* BEGIN SUPPLIED MATERIAL *

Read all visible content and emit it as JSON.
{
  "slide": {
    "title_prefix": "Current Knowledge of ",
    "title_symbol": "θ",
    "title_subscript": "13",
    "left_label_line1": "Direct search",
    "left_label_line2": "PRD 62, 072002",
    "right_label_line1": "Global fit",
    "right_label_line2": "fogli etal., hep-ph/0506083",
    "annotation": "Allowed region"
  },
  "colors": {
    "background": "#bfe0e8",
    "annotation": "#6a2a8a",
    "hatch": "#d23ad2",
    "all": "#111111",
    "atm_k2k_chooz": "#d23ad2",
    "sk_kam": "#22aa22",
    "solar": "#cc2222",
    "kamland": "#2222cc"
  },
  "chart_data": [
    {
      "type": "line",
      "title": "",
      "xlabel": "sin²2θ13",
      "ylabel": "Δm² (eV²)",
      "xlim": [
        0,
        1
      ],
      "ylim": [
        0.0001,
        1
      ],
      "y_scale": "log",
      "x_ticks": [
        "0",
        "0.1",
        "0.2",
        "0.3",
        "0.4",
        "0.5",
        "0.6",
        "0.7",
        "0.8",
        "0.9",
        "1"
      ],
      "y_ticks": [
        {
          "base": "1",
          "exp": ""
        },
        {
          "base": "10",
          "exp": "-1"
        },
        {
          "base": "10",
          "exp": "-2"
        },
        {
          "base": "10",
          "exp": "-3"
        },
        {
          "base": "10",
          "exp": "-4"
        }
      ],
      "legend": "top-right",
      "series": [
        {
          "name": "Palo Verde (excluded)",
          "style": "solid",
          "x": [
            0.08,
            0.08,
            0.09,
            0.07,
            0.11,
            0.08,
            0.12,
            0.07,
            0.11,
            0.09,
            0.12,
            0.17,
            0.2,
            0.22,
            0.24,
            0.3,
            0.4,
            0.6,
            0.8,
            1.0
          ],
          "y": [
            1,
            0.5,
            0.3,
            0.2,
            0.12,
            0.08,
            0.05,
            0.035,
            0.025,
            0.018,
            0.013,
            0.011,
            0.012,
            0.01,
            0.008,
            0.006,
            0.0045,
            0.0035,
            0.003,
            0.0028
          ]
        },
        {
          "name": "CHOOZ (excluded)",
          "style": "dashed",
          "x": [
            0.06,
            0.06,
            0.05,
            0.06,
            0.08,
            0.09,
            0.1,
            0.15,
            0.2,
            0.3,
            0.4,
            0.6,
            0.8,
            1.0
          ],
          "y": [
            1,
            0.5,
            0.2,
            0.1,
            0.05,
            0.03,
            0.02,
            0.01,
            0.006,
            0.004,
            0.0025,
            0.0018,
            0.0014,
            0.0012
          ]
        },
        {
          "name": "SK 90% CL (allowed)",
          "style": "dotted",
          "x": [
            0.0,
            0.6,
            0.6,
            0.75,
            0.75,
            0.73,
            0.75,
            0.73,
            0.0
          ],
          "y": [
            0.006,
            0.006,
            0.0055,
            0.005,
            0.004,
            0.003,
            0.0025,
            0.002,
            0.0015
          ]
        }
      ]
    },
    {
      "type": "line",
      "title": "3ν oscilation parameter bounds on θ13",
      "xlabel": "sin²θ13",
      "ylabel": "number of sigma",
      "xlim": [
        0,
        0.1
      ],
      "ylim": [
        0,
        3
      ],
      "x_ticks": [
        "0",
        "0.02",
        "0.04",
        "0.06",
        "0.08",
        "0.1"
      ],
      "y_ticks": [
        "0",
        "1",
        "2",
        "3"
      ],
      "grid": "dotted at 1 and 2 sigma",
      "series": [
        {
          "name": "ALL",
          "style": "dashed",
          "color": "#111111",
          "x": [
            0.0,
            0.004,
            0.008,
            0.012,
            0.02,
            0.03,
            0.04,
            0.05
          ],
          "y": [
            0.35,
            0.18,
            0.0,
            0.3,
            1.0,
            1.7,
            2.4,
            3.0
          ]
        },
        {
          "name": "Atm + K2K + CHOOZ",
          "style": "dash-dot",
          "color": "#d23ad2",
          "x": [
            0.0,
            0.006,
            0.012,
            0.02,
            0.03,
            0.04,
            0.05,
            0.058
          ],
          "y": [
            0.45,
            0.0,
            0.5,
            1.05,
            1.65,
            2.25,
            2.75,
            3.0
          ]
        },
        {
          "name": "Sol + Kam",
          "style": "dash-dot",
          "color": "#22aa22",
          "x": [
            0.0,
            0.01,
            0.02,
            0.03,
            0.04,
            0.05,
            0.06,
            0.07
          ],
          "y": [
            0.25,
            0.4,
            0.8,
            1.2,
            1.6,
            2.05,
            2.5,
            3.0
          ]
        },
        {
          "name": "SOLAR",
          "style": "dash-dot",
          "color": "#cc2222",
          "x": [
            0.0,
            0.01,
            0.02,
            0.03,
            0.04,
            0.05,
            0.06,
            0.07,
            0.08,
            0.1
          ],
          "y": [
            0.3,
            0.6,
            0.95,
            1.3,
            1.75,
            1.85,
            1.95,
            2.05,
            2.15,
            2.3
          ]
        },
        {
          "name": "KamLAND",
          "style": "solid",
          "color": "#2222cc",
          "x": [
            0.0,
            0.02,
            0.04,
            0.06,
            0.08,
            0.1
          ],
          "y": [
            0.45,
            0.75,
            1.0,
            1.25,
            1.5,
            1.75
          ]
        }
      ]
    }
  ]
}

* END SUPPLIED MATERIAL *

Go through the listing above and pull out each line containing the word "name".

          "name": "Palo Verde (excluded)",
          "name": "CHOOZ (excluded)",
          "name": "SK 90% CL (allowed)",
          "name": "ALL",
          "name": "Atm + K2K + CHOOZ",
          "name": "Sol + Kam",
          "name": "SOLAR",
          "name": "KamLAND",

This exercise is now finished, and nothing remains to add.